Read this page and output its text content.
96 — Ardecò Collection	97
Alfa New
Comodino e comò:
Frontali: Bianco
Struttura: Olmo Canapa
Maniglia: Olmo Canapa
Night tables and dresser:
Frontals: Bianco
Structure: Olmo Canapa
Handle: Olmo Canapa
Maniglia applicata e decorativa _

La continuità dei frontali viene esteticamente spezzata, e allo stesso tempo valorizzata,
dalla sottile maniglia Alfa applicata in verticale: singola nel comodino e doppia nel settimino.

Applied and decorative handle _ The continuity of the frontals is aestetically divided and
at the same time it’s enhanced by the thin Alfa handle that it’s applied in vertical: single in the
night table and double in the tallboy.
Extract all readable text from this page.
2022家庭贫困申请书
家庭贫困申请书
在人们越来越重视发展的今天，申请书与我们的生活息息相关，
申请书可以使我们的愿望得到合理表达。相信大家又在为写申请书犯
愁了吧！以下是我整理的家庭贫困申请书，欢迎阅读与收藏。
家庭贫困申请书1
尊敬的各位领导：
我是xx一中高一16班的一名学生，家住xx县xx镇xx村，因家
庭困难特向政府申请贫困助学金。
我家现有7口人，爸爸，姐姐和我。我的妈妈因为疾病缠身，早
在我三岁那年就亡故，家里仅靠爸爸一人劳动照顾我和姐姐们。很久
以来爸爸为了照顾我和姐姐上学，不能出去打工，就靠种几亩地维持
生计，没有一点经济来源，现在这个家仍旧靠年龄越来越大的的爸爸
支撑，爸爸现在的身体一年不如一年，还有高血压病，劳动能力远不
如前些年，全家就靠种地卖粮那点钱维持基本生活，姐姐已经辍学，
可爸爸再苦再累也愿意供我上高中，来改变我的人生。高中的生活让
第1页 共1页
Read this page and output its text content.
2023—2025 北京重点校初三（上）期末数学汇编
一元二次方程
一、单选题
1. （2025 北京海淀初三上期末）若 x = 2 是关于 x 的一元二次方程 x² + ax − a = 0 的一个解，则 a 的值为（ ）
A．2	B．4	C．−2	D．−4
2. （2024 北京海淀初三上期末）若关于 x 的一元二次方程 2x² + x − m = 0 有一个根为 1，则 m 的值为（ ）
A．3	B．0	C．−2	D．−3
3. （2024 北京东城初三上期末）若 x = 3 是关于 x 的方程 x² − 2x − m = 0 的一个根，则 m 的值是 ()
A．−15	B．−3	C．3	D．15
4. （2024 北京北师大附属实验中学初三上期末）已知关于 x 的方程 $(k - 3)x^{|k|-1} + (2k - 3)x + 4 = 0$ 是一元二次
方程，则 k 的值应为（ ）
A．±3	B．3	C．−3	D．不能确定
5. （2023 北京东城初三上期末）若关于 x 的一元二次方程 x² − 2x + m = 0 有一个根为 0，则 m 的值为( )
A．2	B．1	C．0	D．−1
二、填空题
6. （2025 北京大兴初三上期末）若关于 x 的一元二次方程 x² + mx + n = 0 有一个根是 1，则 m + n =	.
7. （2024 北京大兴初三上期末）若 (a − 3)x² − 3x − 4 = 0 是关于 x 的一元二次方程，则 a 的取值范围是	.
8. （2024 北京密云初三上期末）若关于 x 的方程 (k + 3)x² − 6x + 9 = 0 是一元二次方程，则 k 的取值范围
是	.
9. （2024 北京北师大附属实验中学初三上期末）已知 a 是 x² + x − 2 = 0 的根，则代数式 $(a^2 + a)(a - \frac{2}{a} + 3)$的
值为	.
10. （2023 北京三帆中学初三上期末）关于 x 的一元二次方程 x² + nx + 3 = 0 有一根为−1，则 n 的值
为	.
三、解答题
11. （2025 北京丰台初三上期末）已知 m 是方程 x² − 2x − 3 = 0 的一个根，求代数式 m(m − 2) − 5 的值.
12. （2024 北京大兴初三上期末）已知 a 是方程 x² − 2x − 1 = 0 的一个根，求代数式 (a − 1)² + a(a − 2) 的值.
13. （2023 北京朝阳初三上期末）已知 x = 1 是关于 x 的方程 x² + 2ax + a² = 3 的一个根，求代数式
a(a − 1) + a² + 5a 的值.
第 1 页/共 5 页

* * * * * * * * *

*Requirement*
From the records above, extract every entry exactly as given.

*Answer to the task*
Read this page and output its text content.
96 — Ardecò Collection	97
Alfa New
Comodino e comò:
Frontali: Bianco
Struttura: Olmo Canapa
Maniglia: Olmo Canapa
Night tables and dresser:
Frontals: Bianco
Structure: Olmo Canapa
Handle: Olmo Canapa
Maniglia applicata e decorativa _

La continuità dei frontali viene esteticamente spezzata, e allo stesso tempo valorizzata,
dalla sottile maniglia Alfa applicata in verticale: singola nel comodino e doppia nel settimino.

Applied and decorative handle _ The continuity of the frontals is aestetically divided and
at the same time it’s enhanced by the thin Alfa handle that it’s applied in vertical: single in the
night table and double in the tallboy.
Extract all readable text from this page.
2022家庭贫困申请书
家庭贫困申请书
在人们越来越重视发展的今天，申请书与我们的生活息息相关，
申请书可以使我们的愿望得到合理表达。相信大家又在为写申请书犯
愁了吧！以下是我整理的家庭贫困申请书，欢迎阅读与收藏。
家庭贫困申请书1
尊敬的各位领导：
我是xx一中高一16班的一名学生，家住xx县xx镇xx村，因家
庭困难特向政府申请贫困助学金。
我家现有7口人，爸爸，姐姐和我。我的妈妈因为疾病缠身，早
在我三岁那年就亡故，家里仅靠爸爸一人劳动照顾我和姐姐们。很久
以来爸爸为了照顾我和姐姐上学，不能出去打工，就靠种几亩地维持
生计，没有一点经济来源，现在这个家仍旧靠年龄越来越大的的爸爸
支撑，爸爸现在的身体一年不如一年，还有高血压病，劳动能力远不
如前些年，全家就靠种地卖粮那点钱维持基本生活，姐姐已经辍学，
可爸爸再苦再累也愿意供我上高中，来改变我的人生。高中的生活让
第1页 共1页
Read this page and output its text content.
2023—2025 北京重点校初三（上）期末数学汇编
一元二次方程
一、单选题
1. （2025 北京海淀初三上期末）若 x = 2 是关于 x 的一元二次方程 x² + ax − a = 0 的一个解，则 a 的值为（ ）
A．2	B．4	C．−2	D．−4
2. （2024 北京海淀初三上期末）若关于 x 的一元二次方程 2x² + x − m = 0 有一个根为 1，则 m 的值为（ ）
A．3	B．0	C．−2	D．−3
3. （2024 北京东城初三上期末）若 x = 3 是关于 x 的方程 x² − 2x − m = 0 的一个根，则 m 的值是 ()
A．−15	B．−3	C．3	D．15
4. （2024 北京北师大附属实验中学初三上期末）已知关于 x 的方程 $(k - 3)x^{|k|-1} + (2k - 3)x + 4 = 0$ 是一元二次
方程，则 k 的值应为（ ）
A．±3	B．3	C．−3	D．不能确定
5. （2023 北京东城初三上期末）若关于 x 的一元二次方程 x² − 2x + m = 0 有一个根为 0，则 m 的值为( )
A．2	B．1	C．0	D．−1
二、填空题
6. （2025 北京大兴初三上期末）若关于 x 的一元二次方程 x² + mx + n = 0 有一个根是 1，则 m + n =	.
7. （2024 北京大兴初三上期末）若 (a − 3)x² − 3x − 4 = 0 是关于 x 的一元二次方程，则 a 的取值范围是	.
8. （2024 北京密云初三上期末）若关于 x 的方程 (k + 3)x² − 6x + 9 = 0 是一元二次方程，则 k 的取值范围
是	.
9. （2024 北京北师大附属实验中学初三上期末）已知 a 是 x² + x − 2 = 0 的根，则代数式 $(a^2 + a)(a - \frac{2}{a} + 3)$的
值为	.
10. （2023 北京三帆中学初三上期末）关于 x 的一元二次方程 x² + nx + 3 = 0 有一根为−1，则 n 的值
为	.
三、解答题
11. （2025 北京丰台初三上期末）已知 m 是方程 x² − 2x − 3 = 0 的一个根，求代数式 m(m − 2) − 5 的值.
12. （2024 北京大兴初三上期末）已知 a 是方程 x² − 2x − 1 = 0 的一个根，求代数式 (a − 1)² + a(a − 2) 的值.
13. （2023 北京朝阳初三上期末）已知 x = 1 是关于 x 的方程 x² + 2ax + a² = 3 的一个根，求代数式
a(a − 1) + a² + 5a 的值.
第 1 页/共 5 页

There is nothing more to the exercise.